* EXCERPTED TEXT

Purpose of the Study:

  • To establish a novel, non-invasive marker for real-time monitoring of apoptosis in living cells.
  • To utilize nuclear envelope dynamics as an indicator of early apoptotic events.
  • To differentiate apoptotic cell death from necrotic cell death using a specific cellular marker.

Main Methods:

  • Generation of a human neuroblastoma cell line expressing GFP-tagged nuclear pore membrane protein.
  • Utilizing fluorescence microscopy to observe nuclear envelope dynamics in intact cell cultures.
  • Comparing GFP fluorescence changes during apoptosis versus necrosis.

Main Results:

  • A stable cell line allowing visualization of nuclear envelope dynamics was established.
  • Disappearance of GFP fluorescence at the nuclear rim was observed during apoptosis.
  • This fluorescence loss precedes nucleosomal DNA fragmentation, a hallmark of late apoptosis.
  • No significant change in GFP fluorescence was observed during necrosis.

Conclusions:

  • The GFP-tagged nuclear pore membrane protein serves as an early and specific marker for apoptosis.
  • This non-invasive method allows for convenient diagnosis of apoptotic development in cell cultures.
  • The technique offers a valuable tool for studying apoptosis in various biological contexts.

* RECORDS SHOWN
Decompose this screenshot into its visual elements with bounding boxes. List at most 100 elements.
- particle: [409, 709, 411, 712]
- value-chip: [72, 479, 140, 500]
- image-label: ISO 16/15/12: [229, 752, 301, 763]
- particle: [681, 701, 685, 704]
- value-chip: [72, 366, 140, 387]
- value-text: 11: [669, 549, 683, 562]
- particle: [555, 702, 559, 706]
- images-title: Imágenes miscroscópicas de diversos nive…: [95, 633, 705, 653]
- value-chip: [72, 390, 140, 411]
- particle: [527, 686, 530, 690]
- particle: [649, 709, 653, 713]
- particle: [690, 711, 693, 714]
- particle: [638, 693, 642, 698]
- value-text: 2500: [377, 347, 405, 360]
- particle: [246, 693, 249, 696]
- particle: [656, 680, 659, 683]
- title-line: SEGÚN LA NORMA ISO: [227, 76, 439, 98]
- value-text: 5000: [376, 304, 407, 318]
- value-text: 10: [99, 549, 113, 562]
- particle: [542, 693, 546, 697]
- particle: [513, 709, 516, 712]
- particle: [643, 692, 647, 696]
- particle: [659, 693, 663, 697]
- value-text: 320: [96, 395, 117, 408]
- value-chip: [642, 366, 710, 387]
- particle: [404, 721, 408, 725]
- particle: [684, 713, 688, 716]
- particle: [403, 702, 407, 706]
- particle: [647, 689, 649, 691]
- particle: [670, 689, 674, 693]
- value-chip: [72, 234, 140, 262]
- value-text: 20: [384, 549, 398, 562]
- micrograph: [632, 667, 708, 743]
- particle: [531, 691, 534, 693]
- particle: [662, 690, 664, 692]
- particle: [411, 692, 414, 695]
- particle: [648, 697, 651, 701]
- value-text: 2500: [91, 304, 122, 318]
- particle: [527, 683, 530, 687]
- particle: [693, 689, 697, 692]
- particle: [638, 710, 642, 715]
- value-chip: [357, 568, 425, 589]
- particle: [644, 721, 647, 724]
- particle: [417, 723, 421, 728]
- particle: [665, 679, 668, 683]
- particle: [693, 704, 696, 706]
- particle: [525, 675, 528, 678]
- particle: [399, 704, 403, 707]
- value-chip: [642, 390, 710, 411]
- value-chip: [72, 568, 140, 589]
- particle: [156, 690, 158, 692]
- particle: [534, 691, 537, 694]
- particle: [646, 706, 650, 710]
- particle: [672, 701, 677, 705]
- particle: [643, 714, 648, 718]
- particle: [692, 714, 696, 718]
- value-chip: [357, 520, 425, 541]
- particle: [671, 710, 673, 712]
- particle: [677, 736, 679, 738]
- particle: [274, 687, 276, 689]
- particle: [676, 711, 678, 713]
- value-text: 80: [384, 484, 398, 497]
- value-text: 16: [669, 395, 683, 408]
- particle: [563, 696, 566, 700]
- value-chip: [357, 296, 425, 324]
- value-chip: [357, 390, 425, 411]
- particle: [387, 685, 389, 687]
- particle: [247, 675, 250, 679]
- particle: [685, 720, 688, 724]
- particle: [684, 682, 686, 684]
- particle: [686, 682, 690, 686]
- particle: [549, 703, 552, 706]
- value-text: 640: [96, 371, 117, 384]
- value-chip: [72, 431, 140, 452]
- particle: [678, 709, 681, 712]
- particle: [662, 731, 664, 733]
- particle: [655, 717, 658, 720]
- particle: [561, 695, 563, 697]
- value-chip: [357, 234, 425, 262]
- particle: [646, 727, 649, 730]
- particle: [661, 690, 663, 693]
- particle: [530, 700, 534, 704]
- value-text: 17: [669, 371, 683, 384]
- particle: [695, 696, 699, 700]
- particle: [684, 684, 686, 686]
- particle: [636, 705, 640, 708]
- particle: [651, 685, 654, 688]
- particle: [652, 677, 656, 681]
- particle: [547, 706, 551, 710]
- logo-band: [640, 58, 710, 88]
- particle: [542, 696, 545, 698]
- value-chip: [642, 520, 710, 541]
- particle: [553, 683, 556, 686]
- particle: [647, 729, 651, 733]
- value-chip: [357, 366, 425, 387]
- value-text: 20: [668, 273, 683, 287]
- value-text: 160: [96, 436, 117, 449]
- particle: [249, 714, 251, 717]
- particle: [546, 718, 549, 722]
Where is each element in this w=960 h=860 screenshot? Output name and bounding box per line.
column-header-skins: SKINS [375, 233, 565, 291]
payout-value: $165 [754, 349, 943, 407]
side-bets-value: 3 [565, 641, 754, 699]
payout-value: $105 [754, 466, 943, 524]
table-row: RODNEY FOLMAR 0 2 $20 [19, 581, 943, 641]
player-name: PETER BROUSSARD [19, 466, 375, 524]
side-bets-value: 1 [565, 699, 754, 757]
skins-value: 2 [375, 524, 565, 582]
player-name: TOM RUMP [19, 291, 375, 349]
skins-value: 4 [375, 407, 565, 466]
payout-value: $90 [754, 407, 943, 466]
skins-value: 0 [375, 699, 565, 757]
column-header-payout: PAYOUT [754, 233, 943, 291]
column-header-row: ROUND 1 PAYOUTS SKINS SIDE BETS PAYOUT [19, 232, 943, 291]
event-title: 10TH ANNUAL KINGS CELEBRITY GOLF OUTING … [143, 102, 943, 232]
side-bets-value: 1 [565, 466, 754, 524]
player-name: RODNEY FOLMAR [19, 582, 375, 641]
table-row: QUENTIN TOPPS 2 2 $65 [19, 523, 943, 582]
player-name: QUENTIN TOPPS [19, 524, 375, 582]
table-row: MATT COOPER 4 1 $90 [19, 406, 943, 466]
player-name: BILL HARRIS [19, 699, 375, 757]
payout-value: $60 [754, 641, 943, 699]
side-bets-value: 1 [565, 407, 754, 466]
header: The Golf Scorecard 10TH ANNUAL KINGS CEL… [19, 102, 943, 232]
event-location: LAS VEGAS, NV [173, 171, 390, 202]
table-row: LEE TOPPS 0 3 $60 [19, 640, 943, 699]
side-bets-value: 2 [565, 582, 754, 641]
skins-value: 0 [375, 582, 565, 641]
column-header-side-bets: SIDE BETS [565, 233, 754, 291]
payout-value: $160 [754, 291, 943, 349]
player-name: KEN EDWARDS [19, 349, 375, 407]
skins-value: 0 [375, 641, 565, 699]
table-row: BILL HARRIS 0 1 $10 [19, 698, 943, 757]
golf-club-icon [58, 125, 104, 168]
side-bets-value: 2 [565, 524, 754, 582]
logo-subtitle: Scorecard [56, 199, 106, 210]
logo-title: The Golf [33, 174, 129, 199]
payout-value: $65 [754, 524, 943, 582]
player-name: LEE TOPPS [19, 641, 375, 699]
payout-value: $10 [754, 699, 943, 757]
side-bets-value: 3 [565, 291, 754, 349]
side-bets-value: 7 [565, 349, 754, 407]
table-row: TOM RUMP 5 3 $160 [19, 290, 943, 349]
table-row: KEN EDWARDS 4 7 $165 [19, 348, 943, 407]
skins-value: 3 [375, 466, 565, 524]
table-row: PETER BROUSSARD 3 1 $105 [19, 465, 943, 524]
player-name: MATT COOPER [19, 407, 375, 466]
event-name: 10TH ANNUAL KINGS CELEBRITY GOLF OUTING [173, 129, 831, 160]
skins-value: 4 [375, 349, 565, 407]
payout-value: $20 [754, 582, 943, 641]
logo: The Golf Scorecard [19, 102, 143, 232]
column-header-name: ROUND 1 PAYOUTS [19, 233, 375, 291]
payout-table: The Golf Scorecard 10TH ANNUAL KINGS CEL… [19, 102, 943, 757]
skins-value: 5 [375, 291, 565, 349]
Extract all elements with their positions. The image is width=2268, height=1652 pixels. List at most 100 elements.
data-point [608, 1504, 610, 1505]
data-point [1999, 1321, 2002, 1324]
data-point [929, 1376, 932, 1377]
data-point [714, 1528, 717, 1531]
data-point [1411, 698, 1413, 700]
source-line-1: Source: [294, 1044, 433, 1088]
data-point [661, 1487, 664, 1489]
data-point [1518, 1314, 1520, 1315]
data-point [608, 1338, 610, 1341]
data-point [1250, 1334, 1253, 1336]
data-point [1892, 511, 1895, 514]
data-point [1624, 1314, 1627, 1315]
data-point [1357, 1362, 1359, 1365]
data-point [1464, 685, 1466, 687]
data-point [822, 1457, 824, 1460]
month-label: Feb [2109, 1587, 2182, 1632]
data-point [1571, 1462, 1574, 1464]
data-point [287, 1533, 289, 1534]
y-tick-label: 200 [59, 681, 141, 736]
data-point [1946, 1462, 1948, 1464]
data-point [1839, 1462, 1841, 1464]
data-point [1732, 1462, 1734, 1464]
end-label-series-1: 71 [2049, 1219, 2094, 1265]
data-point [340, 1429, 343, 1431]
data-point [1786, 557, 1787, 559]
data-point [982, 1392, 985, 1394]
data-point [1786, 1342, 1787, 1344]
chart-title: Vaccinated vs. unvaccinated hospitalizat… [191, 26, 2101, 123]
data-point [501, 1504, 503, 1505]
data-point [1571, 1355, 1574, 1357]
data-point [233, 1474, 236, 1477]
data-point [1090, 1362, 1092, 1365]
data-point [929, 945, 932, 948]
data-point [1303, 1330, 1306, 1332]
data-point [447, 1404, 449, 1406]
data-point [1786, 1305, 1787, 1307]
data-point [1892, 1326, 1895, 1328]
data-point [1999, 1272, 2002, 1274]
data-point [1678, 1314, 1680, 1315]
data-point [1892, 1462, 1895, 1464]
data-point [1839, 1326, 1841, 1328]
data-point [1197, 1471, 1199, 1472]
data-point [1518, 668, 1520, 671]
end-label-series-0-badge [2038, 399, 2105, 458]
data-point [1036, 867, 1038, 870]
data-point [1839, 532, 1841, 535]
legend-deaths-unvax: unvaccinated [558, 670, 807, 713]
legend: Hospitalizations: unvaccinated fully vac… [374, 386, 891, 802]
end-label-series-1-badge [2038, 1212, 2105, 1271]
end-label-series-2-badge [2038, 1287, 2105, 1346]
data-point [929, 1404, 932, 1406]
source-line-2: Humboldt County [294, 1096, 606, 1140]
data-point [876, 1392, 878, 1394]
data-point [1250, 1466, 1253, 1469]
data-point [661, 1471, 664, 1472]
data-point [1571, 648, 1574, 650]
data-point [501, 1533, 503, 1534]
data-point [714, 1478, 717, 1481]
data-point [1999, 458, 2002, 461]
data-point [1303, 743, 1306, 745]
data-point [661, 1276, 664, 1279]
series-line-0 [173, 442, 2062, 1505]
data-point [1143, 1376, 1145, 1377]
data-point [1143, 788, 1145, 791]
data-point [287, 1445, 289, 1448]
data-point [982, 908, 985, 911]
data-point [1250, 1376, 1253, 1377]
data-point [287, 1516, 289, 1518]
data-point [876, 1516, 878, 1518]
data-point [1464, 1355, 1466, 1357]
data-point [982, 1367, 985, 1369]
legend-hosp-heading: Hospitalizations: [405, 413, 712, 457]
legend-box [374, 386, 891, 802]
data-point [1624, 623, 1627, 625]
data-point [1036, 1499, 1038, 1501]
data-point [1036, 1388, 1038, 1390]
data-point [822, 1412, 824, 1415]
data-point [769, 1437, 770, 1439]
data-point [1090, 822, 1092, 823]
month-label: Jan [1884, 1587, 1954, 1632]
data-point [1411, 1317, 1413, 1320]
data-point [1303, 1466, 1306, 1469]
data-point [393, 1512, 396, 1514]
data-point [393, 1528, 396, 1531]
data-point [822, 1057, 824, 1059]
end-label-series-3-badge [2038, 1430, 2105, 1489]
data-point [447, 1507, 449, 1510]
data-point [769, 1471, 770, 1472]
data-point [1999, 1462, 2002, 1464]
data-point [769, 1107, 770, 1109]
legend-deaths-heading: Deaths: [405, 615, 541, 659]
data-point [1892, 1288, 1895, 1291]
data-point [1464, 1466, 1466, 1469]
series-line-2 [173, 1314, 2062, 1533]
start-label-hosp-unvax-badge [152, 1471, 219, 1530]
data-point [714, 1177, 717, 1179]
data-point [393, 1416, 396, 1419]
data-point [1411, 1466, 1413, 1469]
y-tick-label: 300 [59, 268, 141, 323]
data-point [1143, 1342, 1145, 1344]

* WHAT THIS TASK INVOLVES
Duplicate the part of the apoptosis study summary above between "Purpose of the" and "pore membrane protein.", inclusive.

* EXERCISE RESULT
Purpose of the Study:

  • To establish a novel, non-invasive marker for real-time monitoring of apoptosis in living cells.
  • To utilize nuclear envelope dynamics as an indicator of early apoptotic events.
  • To differentiate apoptotic cell death from necrotic cell death using a specific cellular marker.

Main Methods:

  • Generation of a human neuroblastoma cell line expressing GFP-tagged nuclear pore membrane protein.